=== Required work ===
Pull out every line below that contains the word "What".

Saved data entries
•••••

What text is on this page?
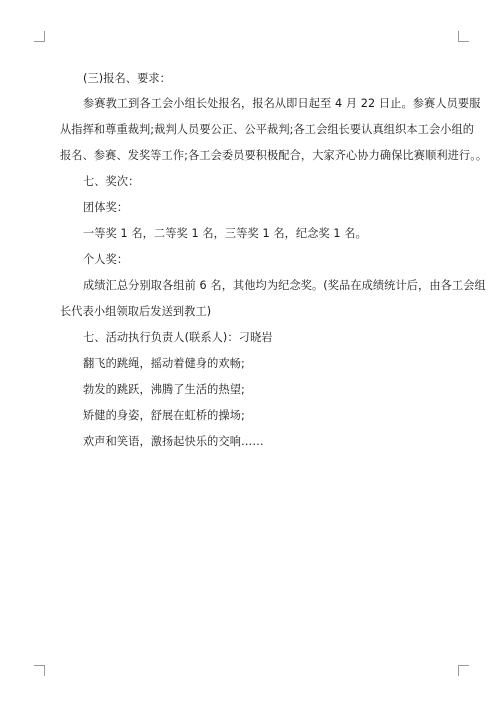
(三)报名、要求：
参赛教工到各工会小组长处报名，报名从即日起至 4 月 22 日止。参赛人员要服
从指挥和尊重裁判;裁判人员要公正、公平裁判;各工会组长要认真组织本工会小组的
报名、参赛、发奖等工作;各工会委员要积极配合，大家齐心协力确保比赛顺利进行。。
七、奖次：
团体奖：
一等奖 1 名，二等奖 1 名，三等奖 1 名，纪念奖 1 名。
个人奖：
成绩汇总分别取各组前 6 名，其他均为纪念奖。(奖品在成绩统计后，由各工会组
长代表小组领取后发送到教工)
七、活动执行负责人(联系人)：刁晓岩
翻飞的跳绳，摇动着健身的欢畅;
勃发的跳跃，沸腾了生活的热望;
矫健的身姿，舒展在虹桥的操场;
欢声和笑语，激扬起快乐的交响……
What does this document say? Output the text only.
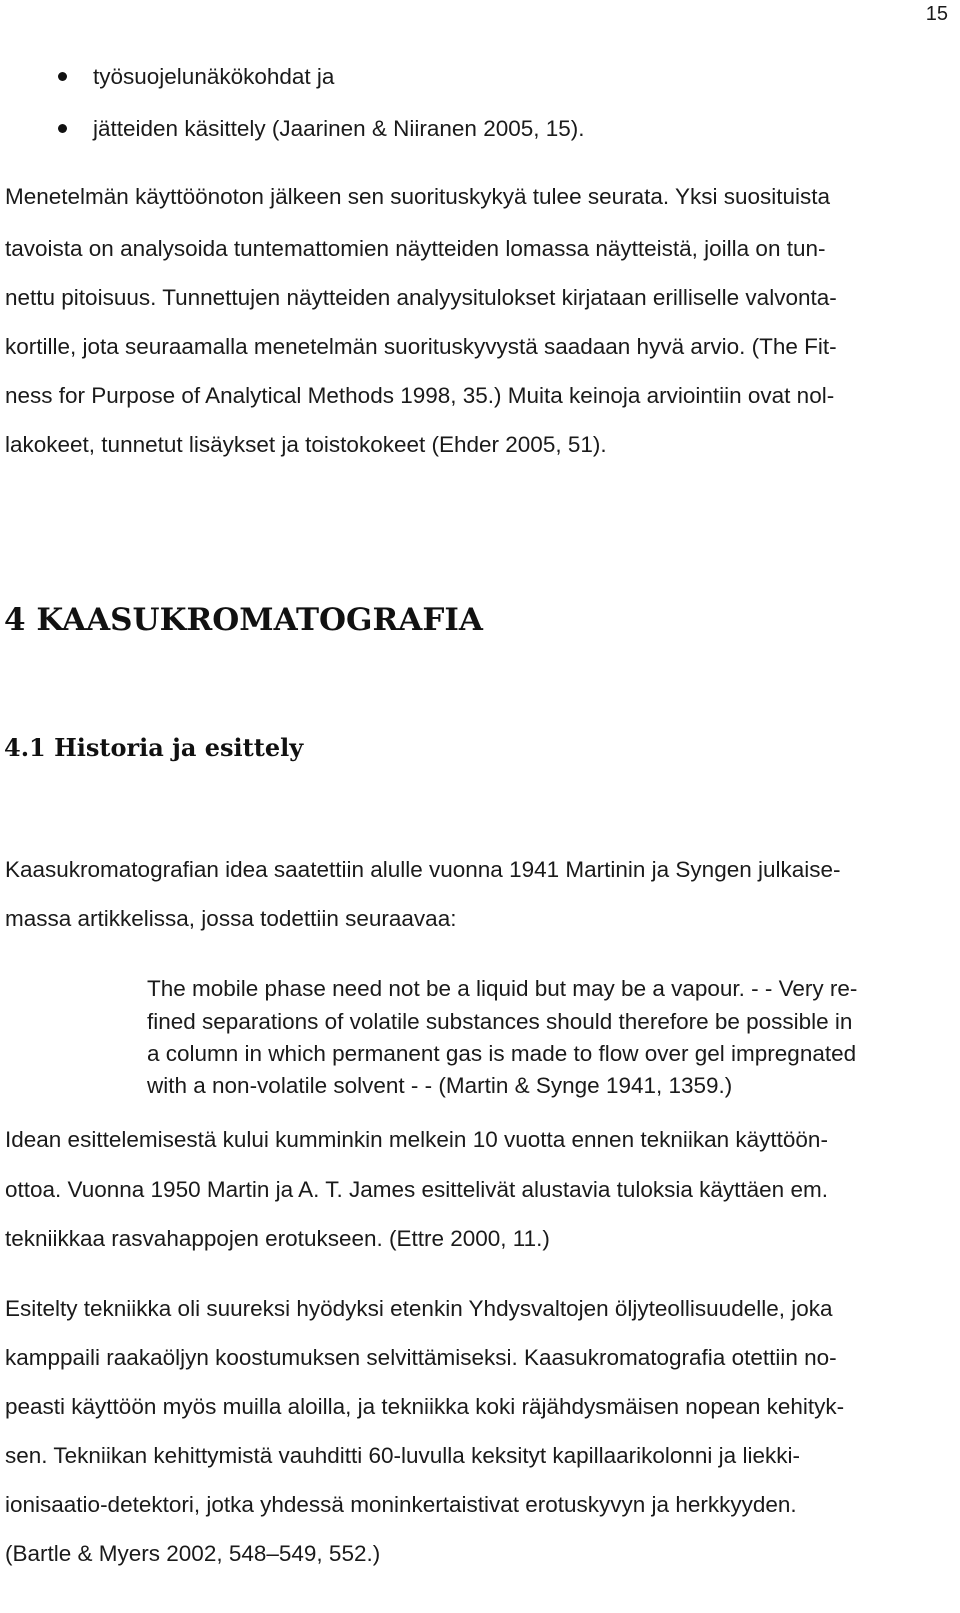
15
työsuojelunäkökohdat ja
jätteiden käsittely (Jaarinen & Niiranen 2005, 15).
Menetelmän käyttöönoton jälkeen sen suorituskykyä tulee seurata. Yksi suosituista
tavoista on analysoida tuntemattomien näytteiden lomassa näytteistä, joilla on tun-
nettu pitoisuus. Tunnettujen näytteiden analyysitulokset kirjataan erilliselle valvonta-
kortille, jota seuraamalla menetelmän suorituskyvystä saadaan hyvä arvio. (The Fit-
ness for Purpose of Analytical Methods 1998, 35.) Muita keinoja arviointiin ovat nol-
lakokeet, tunnetut lisäykset ja toistokokeet (Ehder 2005, 51).
4 KAASUKROMATOGRAFIA
4.1 Historia ja esittely
Kaasukromatografian idea saatettiin alulle vuonna 1941 Martinin ja Syngen julkaise-
massa artikkelissa, jossa todettiin seuraavaa:
The mobile phase need not be a liquid but may be a vapour. - - Very re-
fined separations of volatile substances should therefore be possible in
a column in which permanent gas is made to flow over gel impregnated
with a non-volatile solvent - - (Martin & Synge 1941, 1359.)
Idean esittelemisestä kului kumminkin melkein 10 vuotta ennen tekniikan käyttöön-
ottoa. Vuonna 1950 Martin ja A. T. James esittelivät alustavia tuloksia käyttäen em.
tekniikkaa rasvahappojen erotukseen. (Ettre 2000, 11.)
Esitelty tekniikka oli suureksi hyödyksi etenkin Yhdysvaltojen öljyteollisuudelle, joka
kamppaili raakaöljyn koostumuksen selvittämiseksi. Kaasukromatografia otettiin no-
peasti käyttöön myös muilla aloilla, ja tekniikka koki räjähdysmäisen nopean kehityk-
sen. Tekniikan kehittymistä vauhditti 60-luvulla keksityt kapillaarikolonni ja liekki-
ionisaatio-detektori, jotka yhdessä moninkertaistivat erotuskyvyn ja herkkyyden.
(Bartle & Myers 2002, 548–549, 552.)
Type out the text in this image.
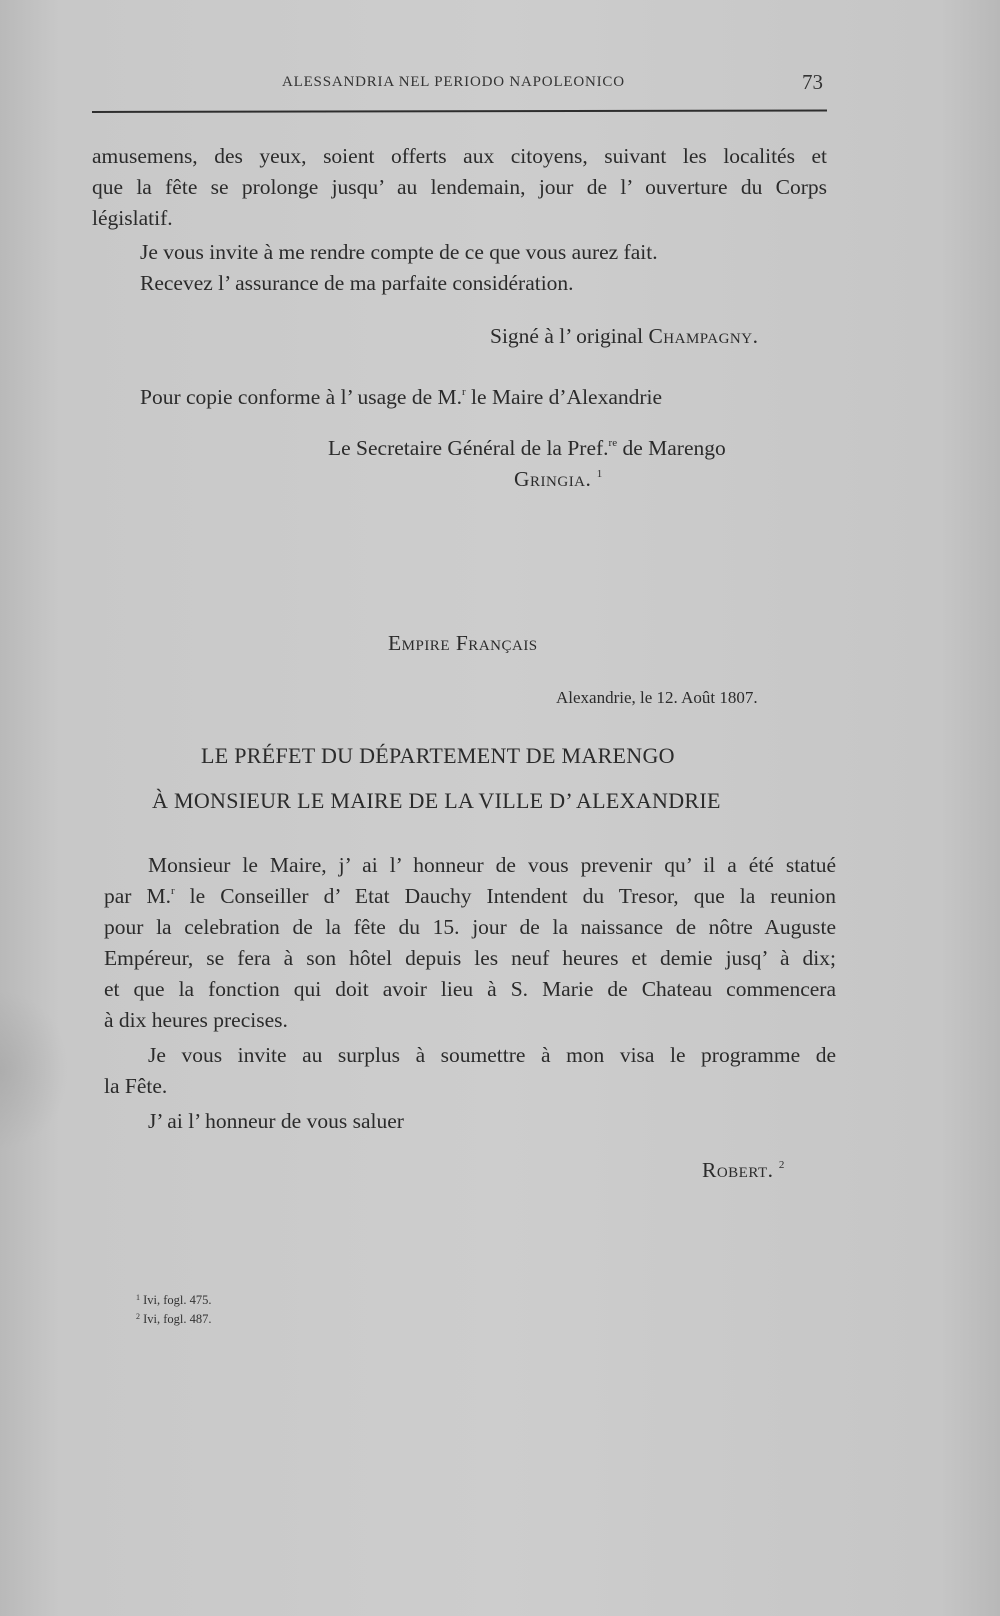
ALESSANDRIA NEL PERIODO NAPOLEONICO	73
amusemens, des yeux, soient offerts aux citoyens, suivant les localités et
que la fête se prolonge jusqu’ au lendemain, jour de l’ ouverture du Corps
législatif.
Je vous invite à me rendre compte de ce que vous aurez fait.
Recevez l’ assurance de ma parfaite considération.
Signé à l’ original Champagny.
Pour copie conforme à l’ usage de M.$^r$ le Maire d’Alexandrie
Le Secretaire Général de la Pref.$^{re}$ de Marengo
Gringia. $^1$
Empire Français
Alexandrie, le 12. Août 1807.
LE PRÉFET DU DÉPARTEMENT DE MARENGO
À MONSIEUR LE MAIRE DE LA VILLE D’ ALEXANDRIE
Monsieur le Maire, j’ ai l’ honneur de vous prevenir qu’ il a été statué
par M.$^r$ le Conseiller d’ Etat Dauchy Intendent du Tresor, que la reunion
pour la celebration de la fête du 15. jour de la naissance de nôtre Auguste
Empéreur, se fera à son hôtel depuis les neuf heures et demie jusq’ à dix;
et que la fonction qui doit avoir lieu à S. Marie de Chateau commencera
à dix heures precises.
Je vous invite au surplus à soumettre à mon visa le programme de
la Fête.
J’ ai l’ honneur de vous saluer
Robert. $^2$
$^1$ Ivi, fogl. 475.
$^2$ Ivi, fogl. 487.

•••••

=== Task output ===
What text is on this page?
What does this document say? Output the text only.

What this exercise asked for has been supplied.